<<<<
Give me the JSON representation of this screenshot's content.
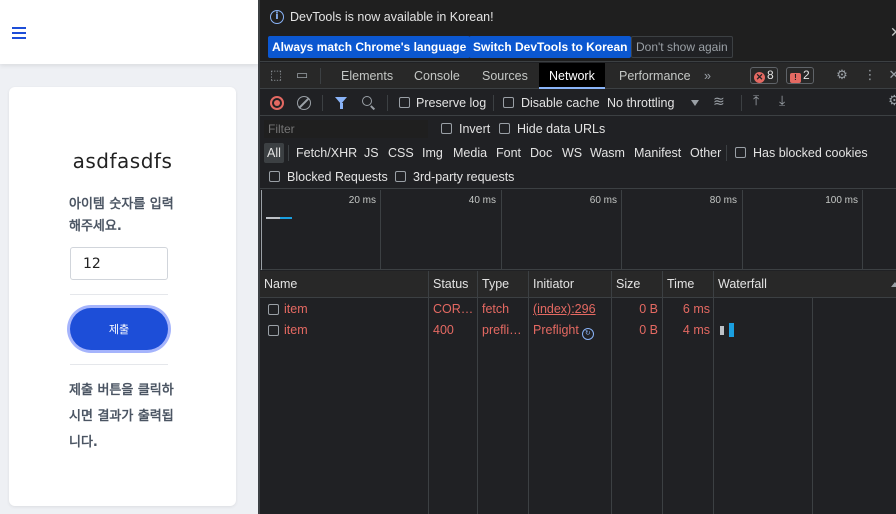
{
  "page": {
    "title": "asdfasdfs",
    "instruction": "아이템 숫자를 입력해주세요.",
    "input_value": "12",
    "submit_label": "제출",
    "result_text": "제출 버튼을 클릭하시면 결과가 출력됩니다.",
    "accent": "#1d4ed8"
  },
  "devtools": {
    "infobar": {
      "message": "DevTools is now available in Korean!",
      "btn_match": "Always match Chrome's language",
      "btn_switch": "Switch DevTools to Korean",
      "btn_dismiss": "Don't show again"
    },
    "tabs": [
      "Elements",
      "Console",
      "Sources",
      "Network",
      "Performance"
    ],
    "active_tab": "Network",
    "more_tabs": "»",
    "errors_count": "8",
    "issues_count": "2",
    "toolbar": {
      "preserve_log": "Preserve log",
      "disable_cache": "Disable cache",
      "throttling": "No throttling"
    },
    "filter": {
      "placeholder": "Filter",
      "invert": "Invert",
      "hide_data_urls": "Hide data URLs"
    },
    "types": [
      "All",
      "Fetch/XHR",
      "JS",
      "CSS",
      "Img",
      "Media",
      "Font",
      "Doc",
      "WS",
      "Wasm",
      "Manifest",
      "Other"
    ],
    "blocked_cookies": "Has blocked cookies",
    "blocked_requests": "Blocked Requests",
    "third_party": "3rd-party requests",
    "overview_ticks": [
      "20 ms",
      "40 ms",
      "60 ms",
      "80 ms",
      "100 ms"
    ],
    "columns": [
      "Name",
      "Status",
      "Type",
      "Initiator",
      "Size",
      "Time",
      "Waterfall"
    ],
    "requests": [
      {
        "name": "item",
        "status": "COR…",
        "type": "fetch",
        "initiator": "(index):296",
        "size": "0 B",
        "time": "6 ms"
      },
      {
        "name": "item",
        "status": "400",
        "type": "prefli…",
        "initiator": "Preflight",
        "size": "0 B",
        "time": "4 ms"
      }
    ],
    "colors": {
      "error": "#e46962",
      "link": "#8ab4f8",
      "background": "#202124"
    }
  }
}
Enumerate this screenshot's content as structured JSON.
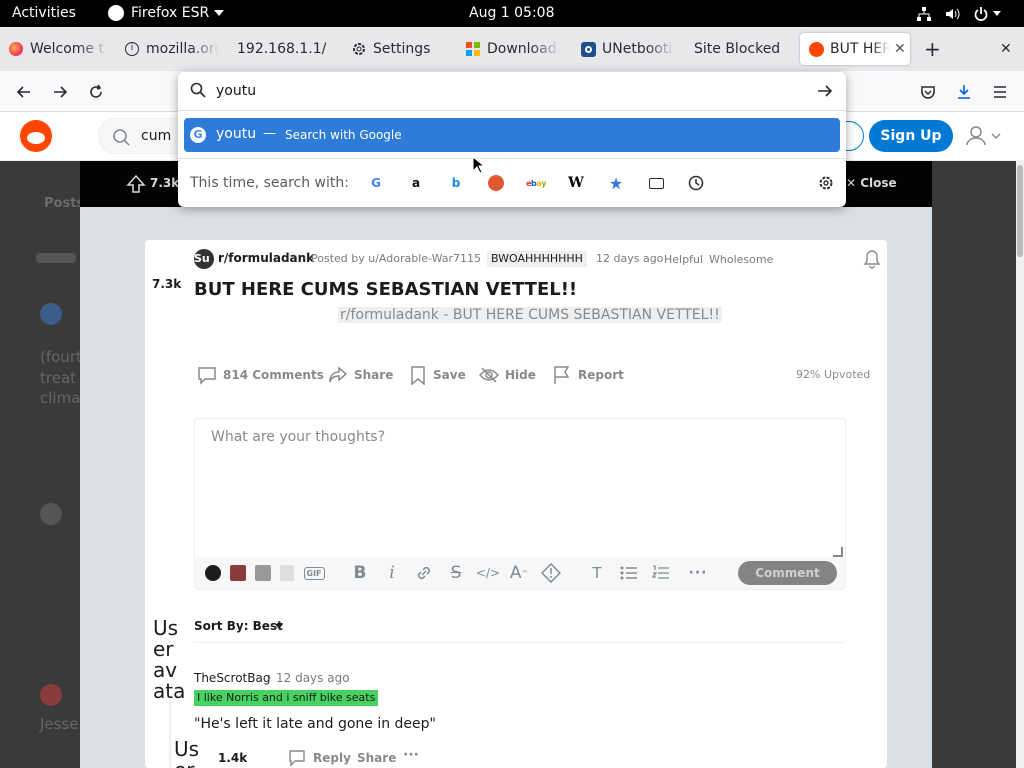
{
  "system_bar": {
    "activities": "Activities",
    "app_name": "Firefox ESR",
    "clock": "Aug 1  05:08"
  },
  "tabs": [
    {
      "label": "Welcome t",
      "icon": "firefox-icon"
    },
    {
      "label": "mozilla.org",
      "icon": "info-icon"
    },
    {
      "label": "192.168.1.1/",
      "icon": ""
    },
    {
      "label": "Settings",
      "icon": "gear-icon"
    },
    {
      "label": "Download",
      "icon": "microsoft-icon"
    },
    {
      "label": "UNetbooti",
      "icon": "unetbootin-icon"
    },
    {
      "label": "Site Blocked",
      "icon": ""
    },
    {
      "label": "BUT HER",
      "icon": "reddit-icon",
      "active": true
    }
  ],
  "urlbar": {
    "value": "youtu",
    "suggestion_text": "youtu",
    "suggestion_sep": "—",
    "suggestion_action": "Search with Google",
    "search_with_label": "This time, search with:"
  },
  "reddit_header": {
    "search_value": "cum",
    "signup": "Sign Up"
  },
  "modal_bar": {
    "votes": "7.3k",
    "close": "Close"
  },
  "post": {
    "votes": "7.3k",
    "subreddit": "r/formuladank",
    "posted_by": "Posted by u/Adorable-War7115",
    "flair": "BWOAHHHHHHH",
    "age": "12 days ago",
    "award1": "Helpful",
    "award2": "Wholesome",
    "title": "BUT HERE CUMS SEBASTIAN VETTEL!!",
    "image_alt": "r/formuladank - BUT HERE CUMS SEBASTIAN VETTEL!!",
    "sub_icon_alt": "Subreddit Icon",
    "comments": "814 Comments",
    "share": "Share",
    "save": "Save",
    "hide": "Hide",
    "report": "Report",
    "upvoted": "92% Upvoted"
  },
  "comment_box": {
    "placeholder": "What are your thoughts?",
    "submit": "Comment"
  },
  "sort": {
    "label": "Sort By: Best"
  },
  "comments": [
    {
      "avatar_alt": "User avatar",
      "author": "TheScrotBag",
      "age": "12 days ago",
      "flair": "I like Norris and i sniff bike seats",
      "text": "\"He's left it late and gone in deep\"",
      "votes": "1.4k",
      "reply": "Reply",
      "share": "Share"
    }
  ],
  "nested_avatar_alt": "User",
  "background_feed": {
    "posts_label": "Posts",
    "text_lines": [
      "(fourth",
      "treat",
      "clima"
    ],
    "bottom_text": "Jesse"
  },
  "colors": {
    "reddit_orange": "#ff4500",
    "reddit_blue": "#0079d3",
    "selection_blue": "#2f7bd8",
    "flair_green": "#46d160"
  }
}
>>>>
Count the lines that hold the string "content" and state that number alone.

2